Your instructions: Return all of the entries exactly as written.

Record excerpts:

++++++

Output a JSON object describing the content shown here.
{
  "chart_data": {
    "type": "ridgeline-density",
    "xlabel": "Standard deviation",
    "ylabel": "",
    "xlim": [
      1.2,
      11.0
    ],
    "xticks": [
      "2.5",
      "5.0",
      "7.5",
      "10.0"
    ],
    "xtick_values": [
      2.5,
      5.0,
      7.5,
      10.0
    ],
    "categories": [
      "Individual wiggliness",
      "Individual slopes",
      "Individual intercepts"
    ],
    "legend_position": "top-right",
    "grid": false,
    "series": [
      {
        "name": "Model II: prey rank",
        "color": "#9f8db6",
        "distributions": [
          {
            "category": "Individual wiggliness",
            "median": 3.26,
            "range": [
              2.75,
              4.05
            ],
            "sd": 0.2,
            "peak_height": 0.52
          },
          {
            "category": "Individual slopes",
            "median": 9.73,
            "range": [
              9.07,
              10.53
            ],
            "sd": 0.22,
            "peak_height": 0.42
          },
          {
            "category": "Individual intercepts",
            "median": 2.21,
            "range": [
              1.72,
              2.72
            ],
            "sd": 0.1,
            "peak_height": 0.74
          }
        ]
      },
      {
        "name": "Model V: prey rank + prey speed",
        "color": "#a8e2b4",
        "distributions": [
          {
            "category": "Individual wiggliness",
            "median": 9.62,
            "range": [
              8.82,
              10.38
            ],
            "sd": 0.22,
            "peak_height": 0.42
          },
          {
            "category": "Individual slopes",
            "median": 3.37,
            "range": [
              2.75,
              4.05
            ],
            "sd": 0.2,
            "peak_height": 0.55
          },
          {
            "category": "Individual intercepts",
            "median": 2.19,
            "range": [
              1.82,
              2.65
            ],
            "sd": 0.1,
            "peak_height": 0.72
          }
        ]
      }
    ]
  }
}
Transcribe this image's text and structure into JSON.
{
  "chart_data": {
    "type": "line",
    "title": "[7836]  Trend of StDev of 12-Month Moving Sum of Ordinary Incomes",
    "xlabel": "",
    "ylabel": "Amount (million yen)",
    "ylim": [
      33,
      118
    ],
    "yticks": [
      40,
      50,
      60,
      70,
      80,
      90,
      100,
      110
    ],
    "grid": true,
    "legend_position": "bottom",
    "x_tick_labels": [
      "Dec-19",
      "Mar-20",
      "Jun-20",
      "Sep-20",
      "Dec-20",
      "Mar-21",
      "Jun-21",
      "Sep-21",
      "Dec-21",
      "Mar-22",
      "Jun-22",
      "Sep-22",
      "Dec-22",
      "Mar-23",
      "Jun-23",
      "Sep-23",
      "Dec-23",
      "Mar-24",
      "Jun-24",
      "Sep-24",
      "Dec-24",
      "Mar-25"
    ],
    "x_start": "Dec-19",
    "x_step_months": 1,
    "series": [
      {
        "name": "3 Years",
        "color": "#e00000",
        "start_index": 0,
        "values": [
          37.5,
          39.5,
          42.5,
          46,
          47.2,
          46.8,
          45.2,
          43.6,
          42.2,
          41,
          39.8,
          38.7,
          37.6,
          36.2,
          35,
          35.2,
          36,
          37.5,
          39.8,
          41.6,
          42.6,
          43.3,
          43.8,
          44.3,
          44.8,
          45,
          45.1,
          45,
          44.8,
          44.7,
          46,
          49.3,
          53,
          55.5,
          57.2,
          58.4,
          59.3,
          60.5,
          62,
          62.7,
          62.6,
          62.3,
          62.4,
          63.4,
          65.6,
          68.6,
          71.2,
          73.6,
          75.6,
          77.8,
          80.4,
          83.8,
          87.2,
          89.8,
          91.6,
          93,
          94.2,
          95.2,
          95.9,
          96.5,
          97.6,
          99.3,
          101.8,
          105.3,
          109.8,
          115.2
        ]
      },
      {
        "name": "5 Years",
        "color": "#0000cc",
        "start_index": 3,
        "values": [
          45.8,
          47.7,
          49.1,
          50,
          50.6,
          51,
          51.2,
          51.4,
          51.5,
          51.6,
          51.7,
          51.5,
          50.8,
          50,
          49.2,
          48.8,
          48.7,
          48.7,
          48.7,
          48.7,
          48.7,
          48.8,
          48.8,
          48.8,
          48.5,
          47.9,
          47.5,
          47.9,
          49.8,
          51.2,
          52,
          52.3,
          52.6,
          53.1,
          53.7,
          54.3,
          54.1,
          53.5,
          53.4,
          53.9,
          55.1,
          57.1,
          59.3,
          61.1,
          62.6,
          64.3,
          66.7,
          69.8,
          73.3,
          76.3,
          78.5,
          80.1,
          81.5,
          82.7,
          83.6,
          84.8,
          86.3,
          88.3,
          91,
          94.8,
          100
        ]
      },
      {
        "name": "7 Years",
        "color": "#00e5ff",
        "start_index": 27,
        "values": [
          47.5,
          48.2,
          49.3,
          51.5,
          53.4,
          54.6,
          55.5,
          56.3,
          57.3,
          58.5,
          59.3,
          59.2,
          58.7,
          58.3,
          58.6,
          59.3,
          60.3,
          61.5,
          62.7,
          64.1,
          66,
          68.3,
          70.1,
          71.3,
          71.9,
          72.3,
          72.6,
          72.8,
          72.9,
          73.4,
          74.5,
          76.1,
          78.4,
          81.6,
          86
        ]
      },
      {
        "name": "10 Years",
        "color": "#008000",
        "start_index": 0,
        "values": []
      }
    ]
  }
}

++++++

Result:
Output a JSON object describing the content shown here.
{
  "chart_data": {
    "type": "ridgeline-density",
    "xlabel": "Standard deviation",
    "ylabel": "",
    "xlim": [
      1.2,
      11.0
    ],
    "xticks": [
      "2.5",
      "5.0",
      "7.5",
      "10.0"
    ],
    "xtick_values": [
      2.5,
      5.0,
      7.5,
      10.0
    ],
    "categories": [
      "Individual wiggliness",
      "Individual slopes",
      "Individual intercepts"
    ],
    "legend_position": "top-right",
    "grid": false,
    "series": [
      {
        "name": "Model II: prey rank",
        "color": "#9f8db6",
        "distributions": [
          {
            "category": "Individual wiggliness",
            "median": 3.26,
            "range": [
              2.75,
              4.05
            ],
            "sd": 0.2,
            "peak_height": 0.52
          },
          {
            "category": "Individual slopes",
            "median": 9.73,
            "range": [
              9.07,
              10.53
            ],
            "sd": 0.22,
            "peak_height": 0.42
          },
          {
            "category": "Individual intercepts",
            "median": 2.21,
            "range": [
              1.72,
              2.72
            ],
            "sd": 0.1,
            "peak_height": 0.74
          }
        ]
      },
      {
        "name": "Model V: prey rank + prey speed",
        "color": "#a8e2b4",
        "distributions": [
          {
            "category": "Individual wiggliness",
            "median": 9.62,
            "range": [
              8.82,
              10.38
            ],
            "sd": 0.22,
            "peak_height": 0.42
          },
          {
            "category": "Individual slopes",
            "median": 3.37,
            "range": [
              2.75,
              4.05
            ],
            "sd": 0.2,
            "peak_height": 0.55
          },
          {
            "category": "Individual intercepts",
            "median": 2.19,
            "range": [
              1.82,
              2.65
            ],
            "sd": 0.1,
            "peak_height": 0.72
          }
        ]
      }
    ]
  }
}
Transcribe this image's text and structure into JSON.
{
  "chart_data": {
    "type": "line",
    "title": "[7836]  Trend of StDev of 12-Month Moving Sum of Ordinary Incomes",
    "xlabel": "",
    "ylabel": "Amount (million yen)",
    "ylim": [
      33,
      118
    ],
    "yticks": [
      40,
      50,
      60,
      70,
      80,
      90,
      100,
      110
    ],
    "grid": true,
    "legend_position": "bottom",
    "x_tick_labels": [
      "Dec-19",
      "Mar-20",
      "Jun-20",
      "Sep-20",
      "Dec-20",
      "Mar-21",
      "Jun-21",
      "Sep-21",
      "Dec-21",
      "Mar-22",
      "Jun-22",
      "Sep-22",
      "Dec-22",
      "Mar-23",
      "Jun-23",
      "Sep-23",
      "Dec-23",
      "Mar-24",
      "Jun-24",
      "Sep-24",
      "Dec-24",
      "Mar-25"
    ],
    "x_start": "Dec-19",
    "x_step_months": 1,
    "series": [
      {
        "name": "3 Years",
        "color": "#e00000",
        "start_index": 0,
        "values": [
          37.5,
          39.5,
          42.5,
          46,
          47.2,
          46.8,
          45.2,
          43.6,
          42.2,
          41,
          39.8,
          38.7,
          37.6,
          36.2,
          35,
          35.2,
          36,
          37.5,
          39.8,
          41.6,
          42.6,
          43.3,
          43.8,
          44.3,
          44.8,
          45,
          45.1,
          45,
          44.8,
          44.7,
          46,
          49.3,
          53,
          55.5,
          57.2,
          58.4,
          59.3,
          60.5,
          62,
          62.7,
          62.6,
          62.3,
          62.4,
          63.4,
          65.6,
          68.6,
          71.2,
          73.6,
          75.6,
          77.8,
          80.4,
          83.8,
          87.2,
          89.8,
          91.6,
          93,
          94.2,
          95.2,
          95.9,
          96.5,
          97.6,
          99.3,
          101.8,
          105.3,
          109.8,
          115.2
        ]
      },
      {
        "name": "5 Years",
        "color": "#0000cc",
        "start_index": 3,
        "values": [
          45.8,
          47.7,
          49.1,
          50,
          50.6,
          51,
          51.2,
          51.4,
          51.5,
          51.6,
          51.7,
          51.5,
          50.8,
          50,
          49.2,
          48.8,
          48.7,
          48.7,
          48.7,
          48.7,
          48.7,
          48.8,
          48.8,
          48.8,
          48.5,
          47.9,
          47.5,
          47.9,
          49.8,
          51.2,
          52,
          52.3,
          52.6,
          53.1,
          53.7,
          54.3,
          54.1,
          53.5,
          53.4,
          53.9,
          55.1,
          57.1,
          59.3,
          61.1,
          62.6,
          64.3,
          66.7,
          69.8,
          73.3,
          76.3,
          78.5,
          80.1,
          81.5,
          82.7,
          83.6,
          84.8,
          86.3,
          88.3,
          91,
          94.8,
          100
        ]
      },
      {
        "name": "7 Years",
        "color": "#00e5ff",
        "start_index": 27,
        "values": [
          47.5,
          48.2,
          49.3,
          51.5,
          53.4,
          54.6,
          55.5,
          56.3,
          57.3,
          58.5,
          59.3,
          59.2,
          58.7,
          58.3,
          58.6,
          59.3,
          60.3,
          61.5,
          62.7,
          64.1,
          66,
          68.3,
          70.1,
          71.3,
          71.9,
          72.3,
          72.6,
          72.8,
          72.9,
          73.4,
          74.5,
          76.1,
          78.4,
          81.6,
          86
        ]
      },
      {
        "name": "10 Years",
        "color": "#008000",
        "start_index": 0,
        "values": []
      }
    ]
  }
}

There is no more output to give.